RECORDS SHOWN -
┌──

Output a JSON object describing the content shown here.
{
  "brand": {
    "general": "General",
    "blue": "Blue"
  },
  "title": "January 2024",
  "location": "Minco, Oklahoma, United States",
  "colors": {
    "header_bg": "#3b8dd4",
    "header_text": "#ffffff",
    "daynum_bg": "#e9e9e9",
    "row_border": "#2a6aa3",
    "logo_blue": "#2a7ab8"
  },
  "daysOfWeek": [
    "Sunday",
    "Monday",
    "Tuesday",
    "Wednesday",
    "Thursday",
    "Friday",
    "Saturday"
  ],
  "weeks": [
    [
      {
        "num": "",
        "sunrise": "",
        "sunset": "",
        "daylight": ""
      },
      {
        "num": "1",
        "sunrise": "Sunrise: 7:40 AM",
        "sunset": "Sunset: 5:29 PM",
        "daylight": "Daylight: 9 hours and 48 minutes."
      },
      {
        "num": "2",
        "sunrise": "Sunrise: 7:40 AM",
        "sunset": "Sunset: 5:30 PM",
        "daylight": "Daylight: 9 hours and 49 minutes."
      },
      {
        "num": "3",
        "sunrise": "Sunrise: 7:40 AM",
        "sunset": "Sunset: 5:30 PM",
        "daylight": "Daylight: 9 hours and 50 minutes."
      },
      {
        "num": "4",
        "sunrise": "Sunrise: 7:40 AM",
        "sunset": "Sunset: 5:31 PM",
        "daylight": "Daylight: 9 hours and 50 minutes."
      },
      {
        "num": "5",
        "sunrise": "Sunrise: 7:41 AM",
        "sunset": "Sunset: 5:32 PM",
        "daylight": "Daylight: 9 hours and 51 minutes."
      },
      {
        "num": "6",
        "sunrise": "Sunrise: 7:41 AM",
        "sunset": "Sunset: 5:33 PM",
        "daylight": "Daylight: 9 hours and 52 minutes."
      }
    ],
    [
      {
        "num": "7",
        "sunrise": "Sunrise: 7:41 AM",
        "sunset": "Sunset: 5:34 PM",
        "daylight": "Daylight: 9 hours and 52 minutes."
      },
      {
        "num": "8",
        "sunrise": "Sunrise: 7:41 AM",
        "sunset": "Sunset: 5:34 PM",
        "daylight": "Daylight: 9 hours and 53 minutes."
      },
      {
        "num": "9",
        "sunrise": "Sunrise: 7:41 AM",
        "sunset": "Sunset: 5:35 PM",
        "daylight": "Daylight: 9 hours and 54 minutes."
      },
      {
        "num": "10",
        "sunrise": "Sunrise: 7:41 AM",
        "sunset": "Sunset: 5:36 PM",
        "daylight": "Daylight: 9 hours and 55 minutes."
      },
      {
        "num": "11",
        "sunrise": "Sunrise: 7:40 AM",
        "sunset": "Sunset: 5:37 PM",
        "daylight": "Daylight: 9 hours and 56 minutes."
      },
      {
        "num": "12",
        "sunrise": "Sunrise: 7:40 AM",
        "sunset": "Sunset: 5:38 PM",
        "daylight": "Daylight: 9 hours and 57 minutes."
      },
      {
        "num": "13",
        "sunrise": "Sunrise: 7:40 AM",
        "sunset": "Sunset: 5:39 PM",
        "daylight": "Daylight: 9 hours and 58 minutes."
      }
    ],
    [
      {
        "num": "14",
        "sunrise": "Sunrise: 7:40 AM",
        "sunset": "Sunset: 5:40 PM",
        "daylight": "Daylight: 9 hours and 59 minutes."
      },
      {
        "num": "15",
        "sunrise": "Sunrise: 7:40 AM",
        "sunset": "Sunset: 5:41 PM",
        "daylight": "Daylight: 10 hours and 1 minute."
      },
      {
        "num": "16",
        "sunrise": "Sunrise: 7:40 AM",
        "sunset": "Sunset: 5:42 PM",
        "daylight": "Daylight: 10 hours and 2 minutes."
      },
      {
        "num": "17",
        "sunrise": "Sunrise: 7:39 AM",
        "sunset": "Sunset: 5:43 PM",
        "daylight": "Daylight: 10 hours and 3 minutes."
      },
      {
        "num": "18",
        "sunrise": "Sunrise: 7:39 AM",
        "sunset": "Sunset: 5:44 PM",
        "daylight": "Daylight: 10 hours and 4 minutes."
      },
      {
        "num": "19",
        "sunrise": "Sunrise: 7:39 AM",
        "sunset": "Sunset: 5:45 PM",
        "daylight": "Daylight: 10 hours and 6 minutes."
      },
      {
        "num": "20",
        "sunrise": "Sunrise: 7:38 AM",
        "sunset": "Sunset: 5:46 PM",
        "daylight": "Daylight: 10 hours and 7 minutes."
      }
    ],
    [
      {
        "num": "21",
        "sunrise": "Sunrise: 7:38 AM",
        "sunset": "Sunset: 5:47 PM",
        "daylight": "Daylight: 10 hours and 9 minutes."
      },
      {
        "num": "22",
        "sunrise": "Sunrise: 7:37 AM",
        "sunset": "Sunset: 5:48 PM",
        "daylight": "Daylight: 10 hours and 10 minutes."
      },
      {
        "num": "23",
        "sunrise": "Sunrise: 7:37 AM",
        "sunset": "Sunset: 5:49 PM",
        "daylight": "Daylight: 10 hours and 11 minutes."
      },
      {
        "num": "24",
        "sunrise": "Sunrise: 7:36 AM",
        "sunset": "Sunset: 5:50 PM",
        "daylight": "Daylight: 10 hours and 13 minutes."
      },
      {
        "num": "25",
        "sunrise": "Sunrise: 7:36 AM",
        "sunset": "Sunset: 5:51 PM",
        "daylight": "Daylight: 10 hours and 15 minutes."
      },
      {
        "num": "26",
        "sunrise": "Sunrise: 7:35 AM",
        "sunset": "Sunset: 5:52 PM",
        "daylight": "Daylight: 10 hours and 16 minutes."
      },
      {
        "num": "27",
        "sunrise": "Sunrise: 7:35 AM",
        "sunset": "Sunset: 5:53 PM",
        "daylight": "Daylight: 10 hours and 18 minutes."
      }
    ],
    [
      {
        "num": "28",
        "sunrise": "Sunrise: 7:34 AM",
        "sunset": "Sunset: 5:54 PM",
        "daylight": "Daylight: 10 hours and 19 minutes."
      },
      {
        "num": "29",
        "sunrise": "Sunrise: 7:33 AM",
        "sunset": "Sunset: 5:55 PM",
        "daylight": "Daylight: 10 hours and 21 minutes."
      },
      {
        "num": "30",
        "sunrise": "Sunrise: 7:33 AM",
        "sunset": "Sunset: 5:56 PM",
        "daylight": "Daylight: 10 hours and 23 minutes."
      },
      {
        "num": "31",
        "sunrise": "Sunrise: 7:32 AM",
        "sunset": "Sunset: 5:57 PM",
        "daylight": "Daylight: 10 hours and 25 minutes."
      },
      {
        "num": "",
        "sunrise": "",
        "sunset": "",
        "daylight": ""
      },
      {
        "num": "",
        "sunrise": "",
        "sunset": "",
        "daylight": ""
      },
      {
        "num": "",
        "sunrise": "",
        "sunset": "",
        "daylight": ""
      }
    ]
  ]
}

└──

Copy the material above, line for line.

Output a JSON object describing the content shown here.
{
  "brand": {
    "general": "General",
    "blue": "Blue"
  },
  "title": "January 2024",
  "location": "Minco, Oklahoma, United States",
  "colors": {
    "header_bg": "#3b8dd4",
    "header_text": "#ffffff",
    "daynum_bg": "#e9e9e9",
    "row_border": "#2a6aa3",
    "logo_blue": "#2a7ab8"
  },
  "daysOfWeek": [
    "Sunday",
    "Monday",
    "Tuesday",
    "Wednesday",
    "Thursday",
    "Friday",
    "Saturday"
  ],
  "weeks": [
    [
      {
        "num": "",
        "sunrise": "",
        "sunset": "",
        "daylight": ""
      },
      {
        "num": "1",
        "sunrise": "Sunrise: 7:40 AM",
        "sunset": "Sunset: 5:29 PM",
        "daylight": "Daylight: 9 hours and 48 minutes."
      },
      {
        "num": "2",
        "sunrise": "Sunrise: 7:40 AM",
        "sunset": "Sunset: 5:30 PM",
        "daylight": "Daylight: 9 hours and 49 minutes."
      },
      {
        "num": "3",
        "sunrise": "Sunrise: 7:40 AM",
        "sunset": "Sunset: 5:30 PM",
        "daylight": "Daylight: 9 hours and 50 minutes."
      },
      {
        "num": "4",
        "sunrise": "Sunrise: 7:40 AM",
        "sunset": "Sunset: 5:31 PM",
        "daylight": "Daylight: 9 hours and 50 minutes."
      },
      {
        "num": "5",
        "sunrise": "Sunrise: 7:41 AM",
        "sunset": "Sunset: 5:32 PM",
        "daylight": "Daylight: 9 hours and 51 minutes."
      },
      {
        "num": "6",
        "sunrise": "Sunrise: 7:41 AM",
        "sunset": "Sunset: 5:33 PM",
        "daylight": "Daylight: 9 hours and 52 minutes."
      }
    ],
    [
      {
        "num": "7",
        "sunrise": "Sunrise: 7:41 AM",
        "sunset": "Sunset: 5:34 PM",
        "daylight": "Daylight: 9 hours and 52 minutes."
      },
      {
        "num": "8",
        "sunrise": "Sunrise: 7:41 AM",
        "sunset": "Sunset: 5:34 PM",
        "daylight": "Daylight: 9 hours and 53 minutes."
      },
      {
        "num": "9",
        "sunrise": "Sunrise: 7:41 AM",
        "sunset": "Sunset: 5:35 PM",
        "daylight": "Daylight: 9 hours and 54 minutes."
      },
      {
        "num": "10",
        "sunrise": "Sunrise: 7:41 AM",
        "sunset": "Sunset: 5:36 PM",
        "daylight": "Daylight: 9 hours and 55 minutes."
      },
      {
        "num": "11",
        "sunrise": "Sunrise: 7:40 AM",
        "sunset": "Sunset: 5:37 PM",
        "daylight": "Daylight: 9 hours and 56 minutes."
      },
      {
        "num": "12",
        "sunrise": "Sunrise: 7:40 AM",
        "sunset": "Sunset: 5:38 PM",
        "daylight": "Daylight: 9 hours and 57 minutes."
      },
      {
        "num": "13",
        "sunrise": "Sunrise: 7:40 AM",
        "sunset": "Sunset: 5:39 PM",
        "daylight": "Daylight: 9 hours and 58 minutes."
      }
    ],
    [
      {
        "num": "14",
        "sunrise": "Sunrise: 7:40 AM",
        "sunset": "Sunset: 5:40 PM",
        "daylight": "Daylight: 9 hours and 59 minutes."
      },
      {
        "num": "15",
        "sunrise": "Sunrise: 7:40 AM",
        "sunset": "Sunset: 5:41 PM",
        "daylight": "Daylight: 10 hours and 1 minute."
      },
      {
        "num": "16",
        "sunrise": "Sunrise: 7:40 AM",
        "sunset": "Sunset: 5:42 PM",
        "daylight": "Daylight: 10 hours and 2 minutes."
      },
      {
        "num": "17",
        "sunrise": "Sunrise: 7:39 AM",
        "sunset": "Sunset: 5:43 PM",
        "daylight": "Daylight: 10 hours and 3 minutes."
      },
      {
        "num": "18",
        "sunrise": "Sunrise: 7:39 AM",
        "sunset": "Sunset: 5:44 PM",
        "daylight": "Daylight: 10 hours and 4 minutes."
      },
      {
        "num": "19",
        "sunrise": "Sunrise: 7:39 AM",
        "sunset": "Sunset: 5:45 PM",
        "daylight": "Daylight: 10 hours and 6 minutes."
      },
      {
        "num": "20",
        "sunrise": "Sunrise: 7:38 AM",
        "sunset": "Sunset: 5:46 PM",
        "daylight": "Daylight: 10 hours and 7 minutes."
      }
    ],
    [
      {
        "num": "21",
        "sunrise": "Sunrise: 7:38 AM",
        "sunset": "Sunset: 5:47 PM",
        "daylight": "Daylight: 10 hours and 9 minutes."
      },
      {
        "num": "22",
        "sunrise": "Sunrise: 7:37 AM",
        "sunset": "Sunset: 5:48 PM",
        "daylight": "Daylight: 10 hours and 10 minutes."
      },
      {
        "num": "23",
        "sunrise": "Sunrise: 7:37 AM",
        "sunset": "Sunset: 5:49 PM",
        "daylight": "Daylight: 10 hours and 11 minutes."
      },
      {
        "num": "24",
        "sunrise": "Sunrise: 7:36 AM",
        "sunset": "Sunset: 5:50 PM",
        "daylight": "Daylight: 10 hours and 13 minutes."
      },
      {
        "num": "25",
        "sunrise": "Sunrise: 7:36 AM",
        "sunset": "Sunset: 5:51 PM",
        "daylight": "Daylight: 10 hours and 15 minutes."
      },
      {
        "num": "26",
        "sunrise": "Sunrise: 7:35 AM",
        "sunset": "Sunset: 5:52 PM",
        "daylight": "Daylight: 10 hours and 16 minutes."
      },
      {
        "num": "27",
        "sunrise": "Sunrise: 7:35 AM",
        "sunset": "Sunset: 5:53 PM",
        "daylight": "Daylight: 10 hours and 18 minutes."
      }
    ],
    [
      {
        "num": "28",
        "sunrise": "Sunrise: 7:34 AM",
        "sunset": "Sunset: 5:54 PM",
        "daylight": "Daylight: 10 hours and 19 minutes."
      },
      {
        "num": "29",
        "sunrise": "Sunrise: 7:33 AM",
        "sunset": "Sunset: 5:55 PM",
        "daylight": "Daylight: 10 hours and 21 minutes."
      },
      {
        "num": "30",
        "sunrise": "Sunrise: 7:33 AM",
        "sunset": "Sunset: 5:56 PM",
        "daylight": "Daylight: 10 hours and 23 minutes."
      },
      {
        "num": "31",
        "sunrise": "Sunrise: 7:32 AM",
        "sunset": "Sunset: 5:57 PM",
        "daylight": "Daylight: 10 hours and 25 minutes."
      },
      {
        "num": "",
        "sunrise": "",
        "sunset": "",
        "daylight": ""
      },
      {
        "num": "",
        "sunrise": "",
        "sunset": "",
        "daylight": ""
      },
      {
        "num": "",
        "sunrise": "",
        "sunset": "",
        "daylight": ""
      }
    ]
  ]
}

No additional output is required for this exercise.